→ **DIRECTIONS**:
Change "UI component" to "interface element" throughout the material below and give back all its lines otherwise unchanged, without the pictures.

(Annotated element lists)
::::::::

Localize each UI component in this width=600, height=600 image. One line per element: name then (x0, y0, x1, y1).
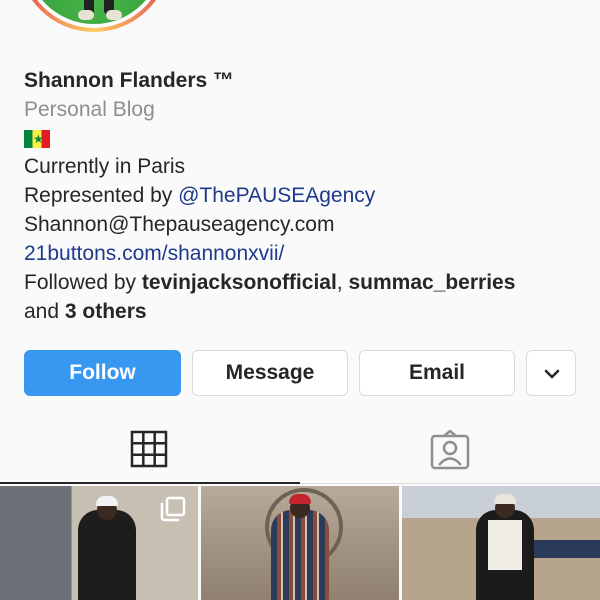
agency-mention-link[interactable]: @ThePAUSEAgency (178, 184, 375, 207)
follow-button[interactable]: Follow (24, 350, 181, 396)
follower-user-link[interactable]: summac_berries (348, 271, 515, 294)
profile-avatar[interactable] (18, 0, 170, 32)
avatar-photo (26, 0, 162, 24)
grid-icon (130, 430, 168, 468)
suggested-accounts-button[interactable] (526, 350, 576, 396)
followed-by-and: and (24, 300, 65, 323)
bio-location: Currently in Paris (24, 155, 186, 178)
message-button[interactable]: Message (192, 350, 348, 396)
post-thumbnail[interactable] (201, 486, 399, 600)
profile-tabs (0, 420, 600, 484)
bio-represented-prefix: Represented by (24, 184, 179, 207)
post-thumbnail[interactable] (402, 486, 600, 600)
bio-flag-line: ★ (24, 124, 584, 152)
followed-by-separator: , (336, 271, 349, 294)
followed-by-others[interactable]: and 3 others (24, 297, 584, 326)
profile-actions: Follow Message Email (24, 350, 576, 396)
followed-by-prefix: Followed by (24, 271, 142, 294)
photo-figure (78, 510, 136, 600)
posts-grid (0, 486, 600, 600)
bio-represented: Represented by @ThePAUSEAgency (24, 181, 584, 210)
email-button[interactable]: Email (359, 350, 515, 396)
profile-name: Shannon Flanders ™ (24, 69, 235, 92)
photo-figure-cap (96, 496, 118, 506)
photo-figure-shirt (488, 520, 522, 570)
photo-figure-cap (289, 494, 311, 504)
photo-figure-cap (494, 494, 516, 504)
tagged-person-icon (430, 430, 470, 470)
website-link[interactable]: 21buttons.com/shannonxvii/ (24, 239, 584, 268)
follower-user-link[interactable]: tevinjacksonofficial (142, 271, 337, 294)
followed-by-others-count: 3 others (64, 300, 147, 323)
post-thumbnail[interactable] (0, 486, 198, 600)
photo-figure (271, 510, 329, 600)
followed-by: Followed by tevinjacksonofficial, summac… (24, 268, 584, 297)
tab-posts-grid[interactable] (0, 420, 300, 484)
avatar-figure-shoe (78, 10, 94, 20)
chevron-down-icon (544, 369, 560, 379)
profile-bio: Shannon Flanders ™ Personal Blog ★ Curre… (24, 66, 584, 326)
avatar-figure-shoe (106, 10, 122, 20)
profile-category: Personal Blog (24, 98, 155, 121)
bio-email: Shannon@Thepauseagency.com (24, 213, 335, 236)
senegal-flag-icon: ★ (24, 130, 50, 148)
tab-tagged[interactable] (300, 420, 600, 484)
multiple-photos-icon (160, 496, 186, 522)
avatar-ring (22, 0, 166, 28)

::::::::

→ **CORRECT OUTPUT**:
Localize each interface element in this width=600, height=600 image. One line per element: name then (x0, y0, x1, y1).
agency-mention-link[interactable]: @ThePAUSEAgency (178, 184, 375, 207)
follow-button[interactable]: Follow (24, 350, 181, 396)
follower-user-link[interactable]: summac_berries (348, 271, 515, 294)
profile-avatar[interactable] (18, 0, 170, 32)
avatar-photo (26, 0, 162, 24)
grid-icon (130, 430, 168, 468)
suggested-accounts-button[interactable] (526, 350, 576, 396)
followed-by-and: and (24, 300, 65, 323)
bio-location: Currently in Paris (24, 155, 186, 178)
message-button[interactable]: Message (192, 350, 348, 396)
post-thumbnail[interactable] (201, 486, 399, 600)
profile-tabs (0, 420, 600, 484)
bio-represented-prefix: Represented by (24, 184, 179, 207)
post-thumbnail[interactable] (402, 486, 600, 600)
bio-flag-line: ★ (24, 124, 584, 152)
followed-by-separator: , (336, 271, 349, 294)
followed-by-others[interactable]: and 3 others (24, 297, 584, 326)
profile-actions: Follow Message Email (24, 350, 576, 396)
followed-by-prefix: Followed by (24, 271, 142, 294)
photo-figure (78, 510, 136, 600)
posts-grid (0, 486, 600, 600)
bio-represented: Represented by @ThePAUSEAgency (24, 181, 584, 210)
email-button[interactable]: Email (359, 350, 515, 396)
profile-name: Shannon Flanders ™ (24, 69, 235, 92)
photo-figure-cap (96, 496, 118, 506)
photo-figure-shirt (488, 520, 522, 570)
photo-figure-cap (289, 494, 311, 504)
photo-figure-cap (494, 494, 516, 504)
tagged-person-icon (430, 430, 470, 470)
website-link[interactable]: 21buttons.com/shannonxvii/ (24, 239, 584, 268)
follower-user-link[interactable]: tevinjacksonofficial (142, 271, 337, 294)
followed-by-others-count: 3 others (64, 300, 147, 323)
post-thumbnail[interactable] (0, 486, 198, 600)
photo-figure (271, 510, 329, 600)
followed-by: Followed by tevinjacksonofficial, summac… (24, 268, 584, 297)
tab-posts-grid[interactable] (0, 420, 300, 484)
avatar-figure-shoe (78, 10, 94, 20)
chevron-down-icon (544, 369, 560, 379)
profile-bio: Shannon Flanders ™ Personal Blog ★ Curre… (24, 66, 584, 326)
avatar-figure-shoe (106, 10, 122, 20)
profile-category: Personal Blog (24, 98, 155, 121)
bio-email: Shannon@Thepauseagency.com (24, 213, 335, 236)
senegal-flag-icon: ★ (24, 130, 50, 148)
tab-tagged[interactable] (300, 420, 600, 484)
multiple-photos-icon (160, 496, 186, 522)
avatar-ring (22, 0, 166, 28)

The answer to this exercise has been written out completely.